Currently, there are very few reports on the use of MIIA for filum terminale transection in treating pediatric patients with SCIWORA and concurrent TFT. In this case series, all four patients underwent MIIA for filum terminale transection and intraspinal canal exploration due to progressive neurological impairment. Postoperatively, none of the patients experienced further neurological deterioration. Two patients experienced complete resolution of preoperative symptoms within three months post-surgery, one patient showed significant neurological improvement, and one patient did not experience improvement in preoperative symptoms. The patient whose symptoms did not improve before surgery had a preoperative ASIA score of Grade A, indicating a significantly higher degree of neurological damage compared to the other three patients. This suggests a stronger irreversibility of neurological damage. Moreover, preoperative MRI revealed more pronounced spinal cord edema than in the other cases. It is speculated that these two factors may be the primary reasons for the patient's lack of postoperative neurological improvement and the development of spinal cord atrophy. None of the patients developed postoperative complications such as cerebrospinal fluid leakage, poor wound healing, or wound infection. The potential effectiveness of filum terminale transection in treating pediatric patients with SCIWORA and concurrent TFT may be attributed to the relief of abnormal longitudinal traction exerted by the inelastic filum terminale (21). This traction causes oxidative metabolic impairment in the central nervous system and places the spinal cord in a state of mild to severe ischemia-hypoxia. Whether this state is reversible depends on the extent and duration of the damage. In cases where SCIWORA occurs in patients with TFT, the injured spinal cord continues to be subjected to longitudinal traction from the inelastic filum terminale, maintaining a state of ischemia-hypoxia that hinders recovery of the damaged nervous system (11). Moreover, prolonged and severe traction on the spinal cord can result in irreversible neurological damage. Therefore, early filum terminale transection after the onset of SCIWORA in patients with TFT may help alleviate the ischemia-hypoxia state caused by spinal cord traction, potentially facilitating recovery of the already damaged nervous system.

> [GIVEN DATA]:
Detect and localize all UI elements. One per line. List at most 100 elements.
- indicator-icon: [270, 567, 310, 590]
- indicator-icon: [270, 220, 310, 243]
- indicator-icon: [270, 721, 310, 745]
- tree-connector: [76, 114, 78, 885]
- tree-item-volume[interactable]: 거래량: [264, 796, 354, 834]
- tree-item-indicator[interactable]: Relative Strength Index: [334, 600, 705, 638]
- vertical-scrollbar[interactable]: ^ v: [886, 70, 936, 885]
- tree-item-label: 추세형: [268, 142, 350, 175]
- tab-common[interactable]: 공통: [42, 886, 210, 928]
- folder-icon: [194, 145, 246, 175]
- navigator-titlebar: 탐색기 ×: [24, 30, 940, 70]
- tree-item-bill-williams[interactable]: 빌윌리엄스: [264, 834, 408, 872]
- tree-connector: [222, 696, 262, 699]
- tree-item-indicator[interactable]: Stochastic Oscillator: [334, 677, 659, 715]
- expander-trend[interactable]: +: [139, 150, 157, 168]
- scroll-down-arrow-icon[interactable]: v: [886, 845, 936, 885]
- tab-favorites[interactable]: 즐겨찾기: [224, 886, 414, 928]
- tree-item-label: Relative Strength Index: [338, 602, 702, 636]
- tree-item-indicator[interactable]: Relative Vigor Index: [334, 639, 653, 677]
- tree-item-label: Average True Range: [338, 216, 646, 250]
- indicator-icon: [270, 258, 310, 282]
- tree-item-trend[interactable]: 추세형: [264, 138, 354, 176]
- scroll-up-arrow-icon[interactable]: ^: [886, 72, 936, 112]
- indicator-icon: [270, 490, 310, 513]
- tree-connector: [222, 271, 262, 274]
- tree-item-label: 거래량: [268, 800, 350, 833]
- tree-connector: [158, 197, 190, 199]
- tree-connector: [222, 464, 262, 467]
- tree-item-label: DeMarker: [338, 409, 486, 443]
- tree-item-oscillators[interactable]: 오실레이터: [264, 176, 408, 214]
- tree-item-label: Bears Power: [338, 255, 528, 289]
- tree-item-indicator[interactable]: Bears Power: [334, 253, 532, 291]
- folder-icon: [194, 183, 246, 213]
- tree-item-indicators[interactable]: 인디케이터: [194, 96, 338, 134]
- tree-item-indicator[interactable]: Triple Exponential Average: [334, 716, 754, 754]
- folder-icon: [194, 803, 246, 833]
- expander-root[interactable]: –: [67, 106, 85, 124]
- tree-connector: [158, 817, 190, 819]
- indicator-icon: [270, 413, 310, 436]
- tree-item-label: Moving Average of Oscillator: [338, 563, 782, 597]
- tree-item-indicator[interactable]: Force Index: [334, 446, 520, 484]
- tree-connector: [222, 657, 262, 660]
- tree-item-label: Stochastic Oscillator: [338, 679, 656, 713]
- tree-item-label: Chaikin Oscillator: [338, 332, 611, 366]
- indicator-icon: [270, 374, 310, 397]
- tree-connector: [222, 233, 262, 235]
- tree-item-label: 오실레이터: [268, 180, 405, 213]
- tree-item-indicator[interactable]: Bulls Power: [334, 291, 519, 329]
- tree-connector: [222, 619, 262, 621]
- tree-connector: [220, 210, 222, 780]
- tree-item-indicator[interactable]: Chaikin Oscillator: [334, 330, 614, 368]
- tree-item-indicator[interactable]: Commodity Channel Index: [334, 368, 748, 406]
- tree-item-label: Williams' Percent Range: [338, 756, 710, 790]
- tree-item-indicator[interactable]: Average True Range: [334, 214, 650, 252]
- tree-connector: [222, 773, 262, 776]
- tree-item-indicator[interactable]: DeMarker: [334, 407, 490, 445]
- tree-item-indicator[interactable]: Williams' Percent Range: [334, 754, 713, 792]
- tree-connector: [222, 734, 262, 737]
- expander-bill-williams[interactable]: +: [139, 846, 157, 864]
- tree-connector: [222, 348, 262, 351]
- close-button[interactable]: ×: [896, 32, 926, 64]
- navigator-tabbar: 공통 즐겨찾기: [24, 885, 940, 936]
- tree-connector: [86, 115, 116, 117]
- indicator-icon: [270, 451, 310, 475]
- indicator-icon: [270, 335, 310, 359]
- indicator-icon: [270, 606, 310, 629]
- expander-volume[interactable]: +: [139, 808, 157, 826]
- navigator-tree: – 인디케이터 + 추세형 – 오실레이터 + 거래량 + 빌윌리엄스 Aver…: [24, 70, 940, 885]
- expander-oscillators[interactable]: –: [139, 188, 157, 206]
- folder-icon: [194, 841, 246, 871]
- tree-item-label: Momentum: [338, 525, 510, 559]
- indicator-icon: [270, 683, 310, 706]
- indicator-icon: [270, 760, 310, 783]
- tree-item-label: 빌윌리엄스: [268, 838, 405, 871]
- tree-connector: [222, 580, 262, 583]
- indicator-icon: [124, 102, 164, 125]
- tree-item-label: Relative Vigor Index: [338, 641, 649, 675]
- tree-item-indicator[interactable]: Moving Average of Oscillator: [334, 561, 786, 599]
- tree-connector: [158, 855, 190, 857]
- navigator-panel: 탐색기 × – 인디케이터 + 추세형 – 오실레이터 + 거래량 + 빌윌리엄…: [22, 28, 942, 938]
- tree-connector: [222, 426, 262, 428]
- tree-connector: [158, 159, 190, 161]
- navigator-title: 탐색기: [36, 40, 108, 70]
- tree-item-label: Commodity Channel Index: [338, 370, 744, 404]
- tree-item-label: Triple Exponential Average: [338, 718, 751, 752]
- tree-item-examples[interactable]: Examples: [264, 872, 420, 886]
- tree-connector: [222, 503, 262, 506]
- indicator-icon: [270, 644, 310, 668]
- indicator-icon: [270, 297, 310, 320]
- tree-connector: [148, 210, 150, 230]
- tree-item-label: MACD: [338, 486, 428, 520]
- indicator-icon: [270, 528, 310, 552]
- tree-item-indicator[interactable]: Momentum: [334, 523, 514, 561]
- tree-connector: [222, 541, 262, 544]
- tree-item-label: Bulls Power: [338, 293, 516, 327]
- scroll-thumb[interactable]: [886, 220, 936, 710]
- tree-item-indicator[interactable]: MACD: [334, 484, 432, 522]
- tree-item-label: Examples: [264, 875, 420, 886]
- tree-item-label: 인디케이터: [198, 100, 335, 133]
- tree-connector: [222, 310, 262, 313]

> [THINGS TO DO]:
1) In the passage on filum terminale transection, what preoperative ASIA score did the patient whose symptoms did not improve have?
2) Using the passage on filum terminale transection, mark each statement yes or no, and quote the words that decide it: (a) One of the four patients developed cerebrospinal fluid leakage after surgery. (b) Two patients had complete resolution of preoperative symptoms within three months after surgery. (c) Traction from the filum terminale places the spinal cord in a state of mild to severe ischemia-hypoxia.

> [PER-TASK OUTPUTS]:
1) Grade A

2)
(a) No: "None of the patients developed postoperative complications such as cerebrospinal fluid leakage, poor wound healing, or wound infection."
(b) Yes: "Two patients experienced complete resolution of preoperative symptoms within three months post-surgery"
(c) Yes: "places the spinal cord in a state of mild to severe ischemia-hypoxia"